[Dataset records]
========================

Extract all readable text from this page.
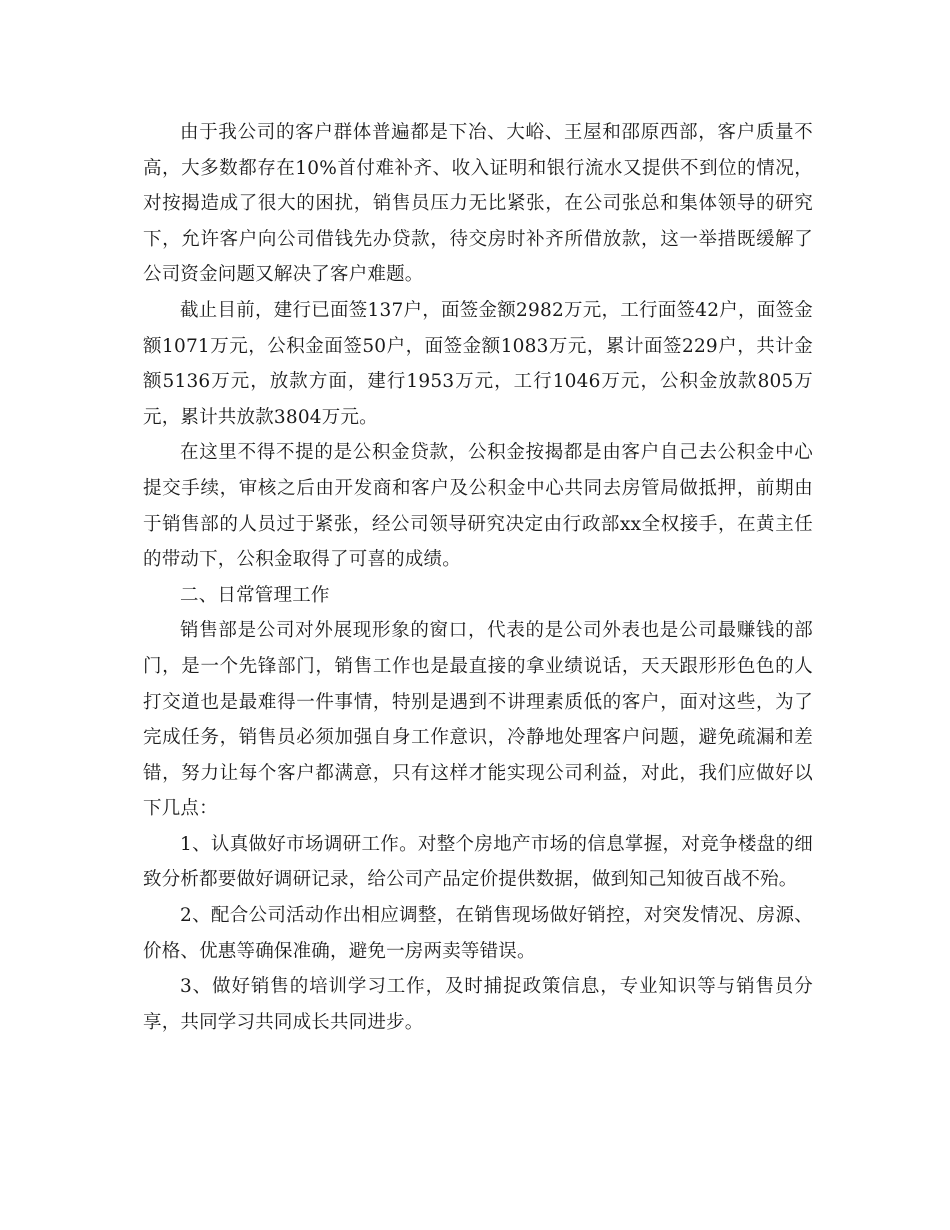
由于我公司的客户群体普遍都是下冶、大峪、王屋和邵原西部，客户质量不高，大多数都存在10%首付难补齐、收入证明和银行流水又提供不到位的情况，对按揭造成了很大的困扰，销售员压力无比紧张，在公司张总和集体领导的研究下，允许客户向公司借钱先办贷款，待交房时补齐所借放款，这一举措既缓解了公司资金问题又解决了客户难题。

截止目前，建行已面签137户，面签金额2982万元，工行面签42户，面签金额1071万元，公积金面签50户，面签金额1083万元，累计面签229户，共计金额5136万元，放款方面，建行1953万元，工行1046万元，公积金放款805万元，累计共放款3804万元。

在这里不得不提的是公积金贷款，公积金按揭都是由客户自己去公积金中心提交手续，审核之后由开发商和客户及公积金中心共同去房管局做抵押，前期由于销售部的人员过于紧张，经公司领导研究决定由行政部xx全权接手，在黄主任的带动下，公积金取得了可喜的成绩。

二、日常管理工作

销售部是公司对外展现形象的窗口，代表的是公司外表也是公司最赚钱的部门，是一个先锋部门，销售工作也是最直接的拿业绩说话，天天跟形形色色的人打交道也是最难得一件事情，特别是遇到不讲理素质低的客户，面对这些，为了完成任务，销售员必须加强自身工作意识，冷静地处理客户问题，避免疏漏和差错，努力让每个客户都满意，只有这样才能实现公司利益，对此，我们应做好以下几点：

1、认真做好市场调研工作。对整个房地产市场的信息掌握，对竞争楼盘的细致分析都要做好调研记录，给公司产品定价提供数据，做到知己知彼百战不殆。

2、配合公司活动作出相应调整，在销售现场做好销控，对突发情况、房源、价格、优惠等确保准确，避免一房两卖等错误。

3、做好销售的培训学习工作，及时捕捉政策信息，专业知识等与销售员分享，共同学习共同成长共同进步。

========================

* **Problem details**
Your task is to repeat the data above exactly while excluding the pictures.

* **Solution to this exercise**
Extract all readable text from this page.
由于我公司的客户群体普遍都是下冶、大峪、王屋和邵原西部，客户质量不高，大多数都存在10%首付难补齐、收入证明和银行流水又提供不到位的情况，对按揭造成了很大的困扰，销售员压力无比紧张，在公司张总和集体领导的研究下，允许客户向公司借钱先办贷款，待交房时补齐所借放款，这一举措既缓解了公司资金问题又解决了客户难题。

截止目前，建行已面签137户，面签金额2982万元，工行面签42户，面签金额1071万元，公积金面签50户，面签金额1083万元，累计面签229户，共计金额5136万元，放款方面，建行1953万元，工行1046万元，公积金放款805万元，累计共放款3804万元。

在这里不得不提的是公积金贷款，公积金按揭都是由客户自己去公积金中心提交手续，审核之后由开发商和客户及公积金中心共同去房管局做抵押，前期由于销售部的人员过于紧张，经公司领导研究决定由行政部xx全权接手，在黄主任的带动下，公积金取得了可喜的成绩。

二、日常管理工作

销售部是公司对外展现形象的窗口，代表的是公司外表也是公司最赚钱的部门，是一个先锋部门，销售工作也是最直接的拿业绩说话，天天跟形形色色的人打交道也是最难得一件事情，特别是遇到不讲理素质低的客户，面对这些，为了完成任务，销售员必须加强自身工作意识，冷静地处理客户问题，避免疏漏和差错，努力让每个客户都满意，只有这样才能实现公司利益，对此，我们应做好以下几点：

1、认真做好市场调研工作。对整个房地产市场的信息掌握，对竞争楼盘的细致分析都要做好调研记录，给公司产品定价提供数据，做到知己知彼百战不殆。

2、配合公司活动作出相应调整，在销售现场做好销控，对突发情况、房源、价格、优惠等确保准确，避免一房两卖等错误。

3、做好销售的培训学习工作，及时捕捉政策信息，专业知识等与销售员分享，共同学习共同成长共同进步。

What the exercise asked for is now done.